Start The records
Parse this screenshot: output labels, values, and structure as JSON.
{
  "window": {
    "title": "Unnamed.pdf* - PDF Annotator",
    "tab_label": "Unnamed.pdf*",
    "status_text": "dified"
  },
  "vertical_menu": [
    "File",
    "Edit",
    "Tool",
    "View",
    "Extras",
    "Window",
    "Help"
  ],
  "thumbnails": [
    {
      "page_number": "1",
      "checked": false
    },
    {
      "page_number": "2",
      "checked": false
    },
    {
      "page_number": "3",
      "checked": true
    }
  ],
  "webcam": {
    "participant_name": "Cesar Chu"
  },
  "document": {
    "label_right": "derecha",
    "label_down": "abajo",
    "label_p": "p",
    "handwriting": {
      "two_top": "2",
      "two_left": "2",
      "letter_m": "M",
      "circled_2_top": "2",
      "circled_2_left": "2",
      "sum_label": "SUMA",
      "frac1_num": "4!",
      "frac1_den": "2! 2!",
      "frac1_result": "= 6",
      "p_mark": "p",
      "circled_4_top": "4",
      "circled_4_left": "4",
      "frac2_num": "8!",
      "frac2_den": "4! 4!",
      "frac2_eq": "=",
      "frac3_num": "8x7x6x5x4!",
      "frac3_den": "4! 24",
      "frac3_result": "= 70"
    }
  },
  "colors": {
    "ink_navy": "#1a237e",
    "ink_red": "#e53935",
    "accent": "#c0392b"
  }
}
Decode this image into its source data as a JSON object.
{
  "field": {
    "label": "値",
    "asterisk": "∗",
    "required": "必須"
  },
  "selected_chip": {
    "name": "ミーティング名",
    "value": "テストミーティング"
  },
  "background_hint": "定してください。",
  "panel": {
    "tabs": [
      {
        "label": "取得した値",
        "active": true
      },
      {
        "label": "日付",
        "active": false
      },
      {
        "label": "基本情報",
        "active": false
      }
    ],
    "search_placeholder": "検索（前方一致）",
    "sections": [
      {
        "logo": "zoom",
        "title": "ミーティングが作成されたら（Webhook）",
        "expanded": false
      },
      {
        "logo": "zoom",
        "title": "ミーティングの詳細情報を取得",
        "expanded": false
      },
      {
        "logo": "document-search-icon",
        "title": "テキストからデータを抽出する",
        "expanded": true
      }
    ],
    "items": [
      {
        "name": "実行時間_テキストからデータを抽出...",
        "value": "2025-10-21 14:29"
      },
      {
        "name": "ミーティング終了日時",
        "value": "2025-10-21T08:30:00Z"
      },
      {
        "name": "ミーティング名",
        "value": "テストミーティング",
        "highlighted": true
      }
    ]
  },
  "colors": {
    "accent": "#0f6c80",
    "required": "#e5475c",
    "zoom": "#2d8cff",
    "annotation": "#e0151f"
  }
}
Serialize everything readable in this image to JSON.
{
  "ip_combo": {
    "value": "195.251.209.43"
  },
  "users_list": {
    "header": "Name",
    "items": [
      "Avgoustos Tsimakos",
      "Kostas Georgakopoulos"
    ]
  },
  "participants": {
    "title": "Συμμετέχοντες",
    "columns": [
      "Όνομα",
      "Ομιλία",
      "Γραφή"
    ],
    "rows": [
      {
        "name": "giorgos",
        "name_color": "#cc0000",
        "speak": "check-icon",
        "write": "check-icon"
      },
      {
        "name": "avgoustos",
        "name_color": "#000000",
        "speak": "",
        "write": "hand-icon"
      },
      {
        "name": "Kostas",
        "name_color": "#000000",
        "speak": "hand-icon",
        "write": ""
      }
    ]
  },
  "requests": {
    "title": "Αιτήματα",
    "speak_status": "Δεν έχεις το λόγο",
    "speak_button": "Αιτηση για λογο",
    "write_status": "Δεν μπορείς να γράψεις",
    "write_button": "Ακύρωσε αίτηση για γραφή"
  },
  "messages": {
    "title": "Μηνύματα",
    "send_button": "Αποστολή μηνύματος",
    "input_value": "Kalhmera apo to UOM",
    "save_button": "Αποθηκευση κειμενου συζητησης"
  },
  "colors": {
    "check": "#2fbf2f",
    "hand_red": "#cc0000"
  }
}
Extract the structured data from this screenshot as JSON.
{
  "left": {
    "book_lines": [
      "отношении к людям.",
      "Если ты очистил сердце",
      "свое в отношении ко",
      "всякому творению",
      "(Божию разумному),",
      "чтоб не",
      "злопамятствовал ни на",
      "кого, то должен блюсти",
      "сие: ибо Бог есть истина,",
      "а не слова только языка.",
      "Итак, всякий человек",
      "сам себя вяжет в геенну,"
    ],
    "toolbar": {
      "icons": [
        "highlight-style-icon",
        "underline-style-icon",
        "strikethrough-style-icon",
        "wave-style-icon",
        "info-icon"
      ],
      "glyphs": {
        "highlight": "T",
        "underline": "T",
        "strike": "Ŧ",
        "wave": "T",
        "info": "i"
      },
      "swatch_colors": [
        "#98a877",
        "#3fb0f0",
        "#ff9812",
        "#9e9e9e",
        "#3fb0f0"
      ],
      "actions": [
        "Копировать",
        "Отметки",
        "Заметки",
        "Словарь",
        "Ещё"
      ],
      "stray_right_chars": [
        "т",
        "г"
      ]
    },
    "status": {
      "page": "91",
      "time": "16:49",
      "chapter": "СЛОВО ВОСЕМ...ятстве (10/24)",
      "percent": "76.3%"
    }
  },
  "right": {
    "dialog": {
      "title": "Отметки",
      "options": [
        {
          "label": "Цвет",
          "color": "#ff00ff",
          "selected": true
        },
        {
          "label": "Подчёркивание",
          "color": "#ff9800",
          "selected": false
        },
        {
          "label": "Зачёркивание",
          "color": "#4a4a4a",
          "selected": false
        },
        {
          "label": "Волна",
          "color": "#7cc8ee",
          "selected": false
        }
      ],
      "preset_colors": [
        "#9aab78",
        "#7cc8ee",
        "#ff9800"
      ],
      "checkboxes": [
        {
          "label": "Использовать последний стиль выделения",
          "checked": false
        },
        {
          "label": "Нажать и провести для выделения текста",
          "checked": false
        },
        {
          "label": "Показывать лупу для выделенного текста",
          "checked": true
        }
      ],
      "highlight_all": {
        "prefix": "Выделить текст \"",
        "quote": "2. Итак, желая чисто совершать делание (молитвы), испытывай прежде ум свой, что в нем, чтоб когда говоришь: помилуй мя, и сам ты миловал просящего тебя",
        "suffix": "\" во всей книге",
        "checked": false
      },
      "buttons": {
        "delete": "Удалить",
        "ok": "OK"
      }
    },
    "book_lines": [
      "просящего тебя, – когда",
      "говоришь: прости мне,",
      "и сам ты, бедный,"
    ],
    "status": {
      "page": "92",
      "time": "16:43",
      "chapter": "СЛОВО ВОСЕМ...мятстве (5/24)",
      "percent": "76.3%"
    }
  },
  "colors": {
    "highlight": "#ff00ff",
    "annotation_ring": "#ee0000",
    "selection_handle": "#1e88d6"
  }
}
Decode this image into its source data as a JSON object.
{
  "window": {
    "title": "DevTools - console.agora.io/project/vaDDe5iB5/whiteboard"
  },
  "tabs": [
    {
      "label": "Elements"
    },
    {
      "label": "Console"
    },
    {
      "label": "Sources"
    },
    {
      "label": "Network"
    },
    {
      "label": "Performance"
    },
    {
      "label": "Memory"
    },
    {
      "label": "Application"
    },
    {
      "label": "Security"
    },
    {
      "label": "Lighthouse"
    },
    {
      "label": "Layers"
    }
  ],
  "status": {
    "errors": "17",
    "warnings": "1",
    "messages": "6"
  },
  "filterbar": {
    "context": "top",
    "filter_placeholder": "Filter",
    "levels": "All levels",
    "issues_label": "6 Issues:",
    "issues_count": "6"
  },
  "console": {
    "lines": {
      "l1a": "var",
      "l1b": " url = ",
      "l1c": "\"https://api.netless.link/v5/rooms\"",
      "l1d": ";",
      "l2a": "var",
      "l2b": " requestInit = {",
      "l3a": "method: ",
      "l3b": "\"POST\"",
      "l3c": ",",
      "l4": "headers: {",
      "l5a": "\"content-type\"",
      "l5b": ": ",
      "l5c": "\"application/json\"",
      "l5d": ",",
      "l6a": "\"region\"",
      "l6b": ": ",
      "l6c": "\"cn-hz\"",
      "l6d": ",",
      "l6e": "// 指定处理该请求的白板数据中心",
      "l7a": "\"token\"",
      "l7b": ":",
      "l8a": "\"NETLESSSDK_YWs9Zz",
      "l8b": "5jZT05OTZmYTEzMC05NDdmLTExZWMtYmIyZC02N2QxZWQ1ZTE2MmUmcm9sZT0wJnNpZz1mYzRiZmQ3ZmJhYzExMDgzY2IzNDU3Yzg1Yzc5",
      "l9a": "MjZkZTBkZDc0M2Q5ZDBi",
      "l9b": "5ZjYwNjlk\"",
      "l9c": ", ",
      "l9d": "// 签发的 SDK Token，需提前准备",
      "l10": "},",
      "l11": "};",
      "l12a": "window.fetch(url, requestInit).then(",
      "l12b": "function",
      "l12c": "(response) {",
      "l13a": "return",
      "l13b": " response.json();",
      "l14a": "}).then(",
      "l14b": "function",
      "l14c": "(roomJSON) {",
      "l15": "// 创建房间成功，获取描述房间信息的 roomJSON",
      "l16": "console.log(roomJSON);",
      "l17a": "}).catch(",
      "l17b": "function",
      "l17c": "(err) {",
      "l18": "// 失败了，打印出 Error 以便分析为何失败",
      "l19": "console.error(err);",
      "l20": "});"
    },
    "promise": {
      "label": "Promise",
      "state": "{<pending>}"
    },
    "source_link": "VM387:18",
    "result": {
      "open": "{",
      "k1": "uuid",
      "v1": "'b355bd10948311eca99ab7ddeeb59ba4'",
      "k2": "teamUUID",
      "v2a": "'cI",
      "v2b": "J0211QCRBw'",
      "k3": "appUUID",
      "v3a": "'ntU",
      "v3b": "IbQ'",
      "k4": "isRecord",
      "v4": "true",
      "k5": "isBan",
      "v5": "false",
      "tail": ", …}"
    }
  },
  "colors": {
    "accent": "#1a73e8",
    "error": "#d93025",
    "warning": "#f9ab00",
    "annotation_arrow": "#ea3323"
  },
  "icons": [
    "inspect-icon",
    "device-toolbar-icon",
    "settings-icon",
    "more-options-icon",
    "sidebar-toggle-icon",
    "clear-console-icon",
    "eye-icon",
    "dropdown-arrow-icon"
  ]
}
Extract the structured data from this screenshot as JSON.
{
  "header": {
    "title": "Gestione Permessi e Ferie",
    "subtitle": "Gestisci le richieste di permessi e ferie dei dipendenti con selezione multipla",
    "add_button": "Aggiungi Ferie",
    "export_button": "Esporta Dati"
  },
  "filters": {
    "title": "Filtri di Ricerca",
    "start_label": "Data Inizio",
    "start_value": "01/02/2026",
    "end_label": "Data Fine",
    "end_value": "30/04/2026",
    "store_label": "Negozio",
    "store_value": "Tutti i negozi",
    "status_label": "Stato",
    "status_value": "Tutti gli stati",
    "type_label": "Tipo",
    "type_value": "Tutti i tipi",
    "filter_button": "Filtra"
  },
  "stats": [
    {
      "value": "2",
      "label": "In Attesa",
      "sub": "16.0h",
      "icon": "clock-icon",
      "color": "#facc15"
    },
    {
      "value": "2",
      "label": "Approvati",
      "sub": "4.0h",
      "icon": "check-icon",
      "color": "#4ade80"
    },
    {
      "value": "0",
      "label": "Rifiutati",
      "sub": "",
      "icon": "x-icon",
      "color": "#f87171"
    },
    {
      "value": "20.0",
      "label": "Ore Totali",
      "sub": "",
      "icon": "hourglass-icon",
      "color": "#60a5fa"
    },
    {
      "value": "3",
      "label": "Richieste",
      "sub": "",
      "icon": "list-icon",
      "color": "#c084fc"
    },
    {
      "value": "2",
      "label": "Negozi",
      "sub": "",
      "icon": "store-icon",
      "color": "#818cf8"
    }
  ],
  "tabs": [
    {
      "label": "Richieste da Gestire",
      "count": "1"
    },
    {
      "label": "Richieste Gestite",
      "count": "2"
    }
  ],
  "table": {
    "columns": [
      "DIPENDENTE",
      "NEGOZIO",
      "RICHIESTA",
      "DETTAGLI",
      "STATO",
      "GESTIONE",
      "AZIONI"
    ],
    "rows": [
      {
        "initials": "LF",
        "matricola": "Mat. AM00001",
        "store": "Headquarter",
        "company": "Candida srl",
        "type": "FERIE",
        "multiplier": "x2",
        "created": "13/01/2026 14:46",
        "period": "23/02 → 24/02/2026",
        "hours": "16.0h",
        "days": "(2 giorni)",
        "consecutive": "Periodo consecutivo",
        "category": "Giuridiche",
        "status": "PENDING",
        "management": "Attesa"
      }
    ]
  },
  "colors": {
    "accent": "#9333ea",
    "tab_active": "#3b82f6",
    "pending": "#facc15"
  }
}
End The records
> [Set problem]:
Whenever "СЛОВО" turns up in a line, pick that line out.

> [Answer for the task]:
      "chapter": "СЛОВО ВОСЕМ...ятстве (10/24)",
      "chapter": "СЛОВО ВОСЕМ...мятстве (5/24)",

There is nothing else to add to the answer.